* **GIVEN TASK**: Reproduce all the lines exactly as they stand, apart from the pictures.

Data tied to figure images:
# # # # #

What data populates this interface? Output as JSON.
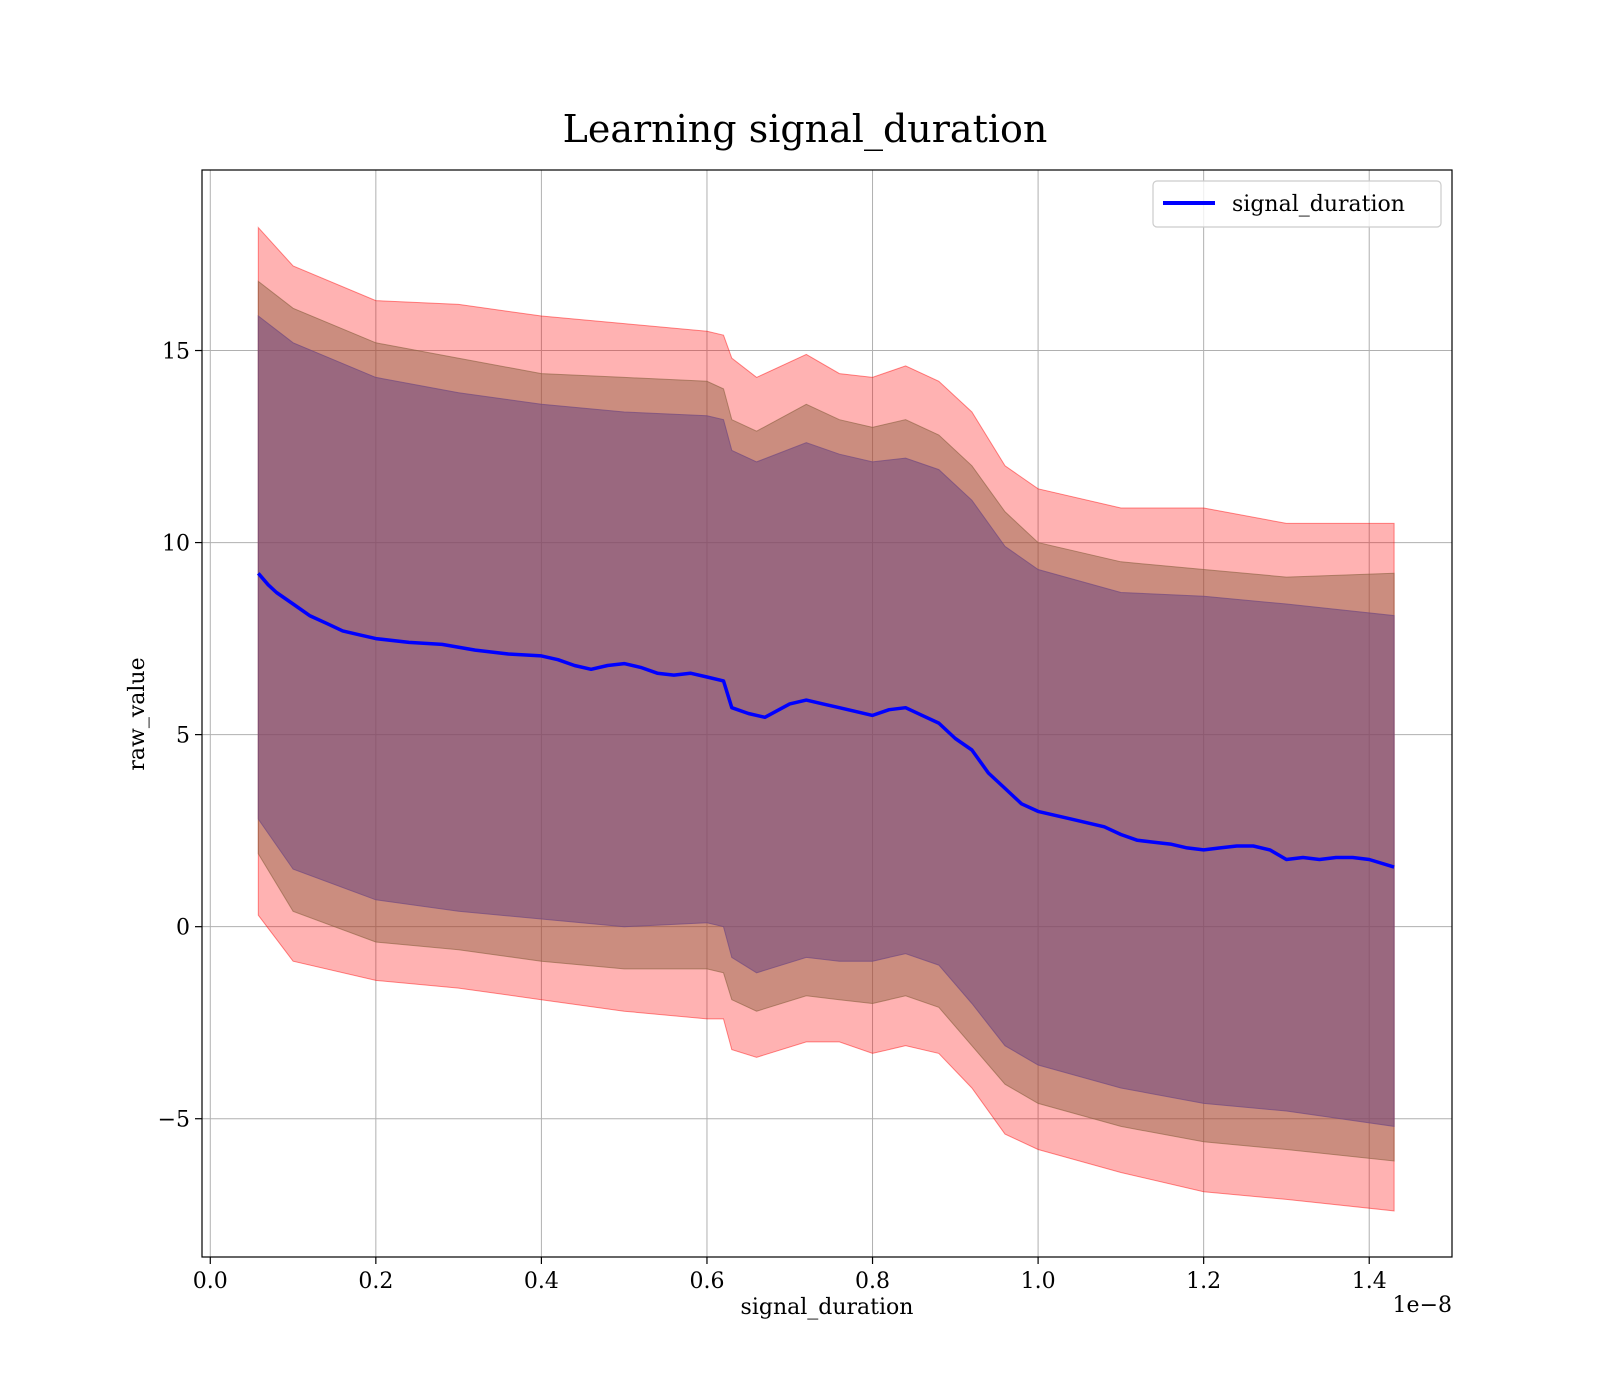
{
  "chart_data": {
    "type": "line",
    "title": "Learning signal_duration",
    "xlabel": "signal_duration",
    "ylabel": "raw_value",
    "x_offset_label": "1e−8",
    "x_tick_labels": [
      "0.0",
      "0.2",
      "0.4",
      "0.6",
      "0.8",
      "1.0",
      "1.2",
      "1.4"
    ],
    "x_ticks": [
      0.0,
      0.2,
      0.4,
      0.6,
      0.8,
      1.0,
      1.2,
      1.4
    ],
    "y_tick_labels": [
      "−5",
      "0",
      "5",
      "10",
      "15"
    ],
    "y_ticks": [
      -5,
      0,
      5,
      10,
      15
    ],
    "xlim": [
      -0.01,
      1.5
    ],
    "ylim": [
      -8.6,
      19.7
    ],
    "grid": true,
    "legend_position": "top-right",
    "x_scale_multiplier": "1e-8",
    "series": [
      {
        "name": "signal_duration",
        "color": "#0000ff",
        "x": [
          0.058,
          0.07,
          0.08,
          0.1,
          0.12,
          0.14,
          0.16,
          0.18,
          0.2,
          0.24,
          0.28,
          0.32,
          0.36,
          0.4,
          0.42,
          0.44,
          0.46,
          0.48,
          0.5,
          0.52,
          0.54,
          0.56,
          0.58,
          0.6,
          0.62,
          0.63,
          0.65,
          0.67,
          0.7,
          0.72,
          0.74,
          0.76,
          0.78,
          0.8,
          0.82,
          0.84,
          0.86,
          0.88,
          0.9,
          0.92,
          0.94,
          0.96,
          0.98,
          1.0,
          1.04,
          1.08,
          1.1,
          1.12,
          1.14,
          1.16,
          1.18,
          1.2,
          1.22,
          1.24,
          1.26,
          1.28,
          1.3,
          1.32,
          1.34,
          1.36,
          1.38,
          1.4,
          1.43
        ],
        "values": [
          9.2,
          8.9,
          8.7,
          8.4,
          8.1,
          7.9,
          7.7,
          7.6,
          7.5,
          7.4,
          7.35,
          7.2,
          7.1,
          7.05,
          6.95,
          6.8,
          6.7,
          6.8,
          6.85,
          6.75,
          6.6,
          6.55,
          6.6,
          6.5,
          6.4,
          5.7,
          5.55,
          5.45,
          5.8,
          5.9,
          5.8,
          5.7,
          5.6,
          5.5,
          5.65,
          5.7,
          5.5,
          5.3,
          4.9,
          4.6,
          4.0,
          3.6,
          3.2,
          3.0,
          2.8,
          2.6,
          2.4,
          2.25,
          2.2,
          2.15,
          2.05,
          2.0,
          2.05,
          2.1,
          2.1,
          2.0,
          1.75,
          1.8,
          1.75,
          1.8,
          1.8,
          1.75,
          1.55
        ]
      }
    ],
    "bands": [
      {
        "color": "#ff0000",
        "opacity": 0.3,
        "x": [
          0.058,
          0.1,
          0.2,
          0.3,
          0.4,
          0.5,
          0.6,
          0.62,
          0.63,
          0.66,
          0.72,
          0.76,
          0.8,
          0.84,
          0.88,
          0.92,
          0.96,
          1.0,
          1.1,
          1.2,
          1.3,
          1.43
        ],
        "upper": [
          18.2,
          17.2,
          16.3,
          16.2,
          15.9,
          15.7,
          15.5,
          15.4,
          14.8,
          14.3,
          14.9,
          14.4,
          14.3,
          14.6,
          14.2,
          13.4,
          12.0,
          11.4,
          10.9,
          10.9,
          10.5,
          10.5
        ],
        "lower": [
          0.3,
          -0.9,
          -1.4,
          -1.6,
          -1.9,
          -2.2,
          -2.4,
          -2.4,
          -3.2,
          -3.4,
          -3.0,
          -3.0,
          -3.3,
          -3.1,
          -3.3,
          -4.2,
          -5.4,
          -5.8,
          -6.4,
          -6.9,
          -7.1,
          -7.4
        ]
      },
      {
        "color": "#8b6040",
        "opacity": 0.45,
        "x": [
          0.058,
          0.1,
          0.2,
          0.3,
          0.4,
          0.5,
          0.6,
          0.62,
          0.63,
          0.66,
          0.72,
          0.76,
          0.8,
          0.84,
          0.88,
          0.92,
          0.96,
          1.0,
          1.1,
          1.2,
          1.3,
          1.43
        ],
        "upper": [
          16.8,
          16.1,
          15.2,
          14.8,
          14.4,
          14.3,
          14.2,
          14.0,
          13.2,
          12.9,
          13.6,
          13.2,
          13.0,
          13.2,
          12.8,
          12.0,
          10.8,
          10.0,
          9.5,
          9.3,
          9.1,
          9.2
        ],
        "lower": [
          1.9,
          0.4,
          -0.4,
          -0.6,
          -0.9,
          -1.1,
          -1.1,
          -1.2,
          -1.9,
          -2.2,
          -1.8,
          -1.9,
          -2.0,
          -1.8,
          -2.1,
          -3.1,
          -4.1,
          -4.6,
          -5.2,
          -5.6,
          -5.8,
          -6.1
        ]
      },
      {
        "color": "#734a80",
        "opacity": 0.55,
        "x": [
          0.058,
          0.1,
          0.2,
          0.3,
          0.4,
          0.5,
          0.6,
          0.62,
          0.63,
          0.66,
          0.72,
          0.76,
          0.8,
          0.84,
          0.88,
          0.92,
          0.96,
          1.0,
          1.1,
          1.2,
          1.3,
          1.43
        ],
        "upper": [
          15.9,
          15.2,
          14.3,
          13.9,
          13.6,
          13.4,
          13.3,
          13.2,
          12.4,
          12.1,
          12.6,
          12.3,
          12.1,
          12.2,
          11.9,
          11.1,
          9.9,
          9.3,
          8.7,
          8.6,
          8.4,
          8.1
        ],
        "lower": [
          2.8,
          1.5,
          0.7,
          0.4,
          0.2,
          0.0,
          0.1,
          0.0,
          -0.8,
          -1.2,
          -0.8,
          -0.9,
          -0.9,
          -0.7,
          -1.0,
          -2.0,
          -3.1,
          -3.6,
          -4.2,
          -4.6,
          -4.8,
          -5.2
        ]
      }
    ]
  }
}
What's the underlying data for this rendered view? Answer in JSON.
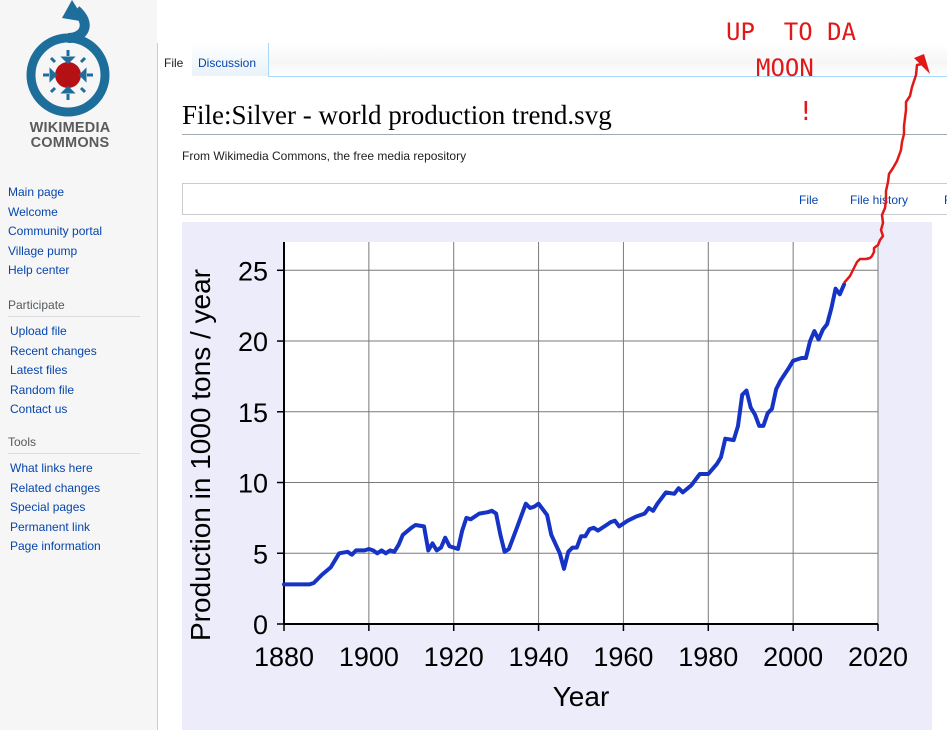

# # # # #

* **COMPLETE RESPONSE**:
What data populates this interface? Output as JSON.
{
  "chart_data": {
    "type": "line",
    "title": "Learning signal_duration",
    "xlabel": "signal_duration",
    "ylabel": "raw_value",
    "x_offset_label": "1e−8",
    "x_tick_labels": [
      "0.0",
      "0.2",
      "0.4",
      "0.6",
      "0.8",
      "1.0",
      "1.2",
      "1.4"
    ],
    "x_ticks": [
      0.0,
      0.2,
      0.4,
      0.6,
      0.8,
      1.0,
      1.2,
      1.4
    ],
    "y_tick_labels": [
      "−5",
      "0",
      "5",
      "10",
      "15"
    ],
    "y_ticks": [
      -5,
      0,
      5,
      10,
      15
    ],
    "xlim": [
      -0.01,
      1.5
    ],
    "ylim": [
      -8.6,
      19.7
    ],
    "grid": true,
    "legend_position": "top-right",
    "x_scale_multiplier": "1e-8",
    "series": [
      {
        "name": "signal_duration",
        "color": "#0000ff",
        "x": [
          0.058,
          0.07,
          0.08,
          0.1,
          0.12,
          0.14,
          0.16,
          0.18,
          0.2,
          0.24,
          0.28,
          0.32,
          0.36,
          0.4,
          0.42,
          0.44,
          0.46,
          0.48,
          0.5,
          0.52,
          0.54,
          0.56,
          0.58,
          0.6,
          0.62,
          0.63,
          0.65,
          0.67,
          0.7,
          0.72,
          0.74,
          0.76,
          0.78,
          0.8,
          0.82,
          0.84,
          0.86,
          0.88,
          0.9,
          0.92,
          0.94,
          0.96,
          0.98,
          1.0,
          1.04,
          1.08,
          1.1,
          1.12,
          1.14,
          1.16,
          1.18,
          1.2,
          1.22,
          1.24,
          1.26,
          1.28,
          1.3,
          1.32,
          1.34,
          1.36,
          1.38,
          1.4,
          1.43
        ],
        "values": [
          9.2,
          8.9,
          8.7,
          8.4,
          8.1,
          7.9,
          7.7,
          7.6,
          7.5,
          7.4,
          7.35,
          7.2,
          7.1,
          7.05,
          6.95,
          6.8,
          6.7,
          6.8,
          6.85,
          6.75,
          6.6,
          6.55,
          6.6,
          6.5,
          6.4,
          5.7,
          5.55,
          5.45,
          5.8,
          5.9,
          5.8,
          5.7,
          5.6,
          5.5,
          5.65,
          5.7,
          5.5,
          5.3,
          4.9,
          4.6,
          4.0,
          3.6,
          3.2,
          3.0,
          2.8,
          2.6,
          2.4,
          2.25,
          2.2,
          2.15,
          2.05,
          2.0,
          2.05,
          2.1,
          2.1,
          2.0,
          1.75,
          1.8,
          1.75,
          1.8,
          1.8,
          1.75,
          1.55
        ]
      }
    ],
    "bands": [
      {
        "color": "#ff0000",
        "opacity": 0.3,
        "x": [
          0.058,
          0.1,
          0.2,
          0.3,
          0.4,
          0.5,
          0.6,
          0.62,
          0.63,
          0.66,
          0.72,
          0.76,
          0.8,
          0.84,
          0.88,
          0.92,
          0.96,
          1.0,
          1.1,
          1.2,
          1.3,
          1.43
        ],
        "upper": [
          18.2,
          17.2,
          16.3,
          16.2,
          15.9,
          15.7,
          15.5,
          15.4,
          14.8,
          14.3,
          14.9,
          14.4,
          14.3,
          14.6,
          14.2,
          13.4,
          12.0,
          11.4,
          10.9,
          10.9,
          10.5,
          10.5
        ],
        "lower": [
          0.3,
          -0.9,
          -1.4,
          -1.6,
          -1.9,
          -2.2,
          -2.4,
          -2.4,
          -3.2,
          -3.4,
          -3.0,
          -3.0,
          -3.3,
          -3.1,
          -3.3,
          -4.2,
          -5.4,
          -5.8,
          -6.4,
          -6.9,
          -7.1,
          -7.4
        ]
      },
      {
        "color": "#8b6040",
        "opacity": 0.45,
        "x": [
          0.058,
          0.1,
          0.2,
          0.3,
          0.4,
          0.5,
          0.6,
          0.62,
          0.63,
          0.66,
          0.72,
          0.76,
          0.8,
          0.84,
          0.88,
          0.92,
          0.96,
          1.0,
          1.1,
          1.2,
          1.3,
          1.43
        ],
        "upper": [
          16.8,
          16.1,
          15.2,
          14.8,
          14.4,
          14.3,
          14.2,
          14.0,
          13.2,
          12.9,
          13.6,
          13.2,
          13.0,
          13.2,
          12.8,
          12.0,
          10.8,
          10.0,
          9.5,
          9.3,
          9.1,
          9.2
        ],
        "lower": [
          1.9,
          0.4,
          -0.4,
          -0.6,
          -0.9,
          -1.1,
          -1.1,
          -1.2,
          -1.9,
          -2.2,
          -1.8,
          -1.9,
          -2.0,
          -1.8,
          -2.1,
          -3.1,
          -4.1,
          -4.6,
          -5.2,
          -5.6,
          -5.8,
          -6.1
        ]
      },
      {
        "color": "#734a80",
        "opacity": 0.55,
        "x": [
          0.058,
          0.1,
          0.2,
          0.3,
          0.4,
          0.5,
          0.6,
          0.62,
          0.63,
          0.66,
          0.72,
          0.76,
          0.8,
          0.84,
          0.88,
          0.92,
          0.96,
          1.0,
          1.1,
          1.2,
          1.3,
          1.43
        ],
        "upper": [
          15.9,
          15.2,
          14.3,
          13.9,
          13.6,
          13.4,
          13.3,
          13.2,
          12.4,
          12.1,
          12.6,
          12.3,
          12.1,
          12.2,
          11.9,
          11.1,
          9.9,
          9.3,
          8.7,
          8.6,
          8.4,
          8.1
        ],
        "lower": [
          2.8,
          1.5,
          0.7,
          0.4,
          0.2,
          0.0,
          0.1,
          0.0,
          -0.8,
          -1.2,
          -0.8,
          -0.9,
          -0.9,
          -0.7,
          -1.0,
          -2.0,
          -3.1,
          -3.6,
          -4.2,
          -4.6,
          -4.8,
          -5.2
        ]
      }
    ]
  }
}
What's the underlying data for this rendered view? Answer in JSON.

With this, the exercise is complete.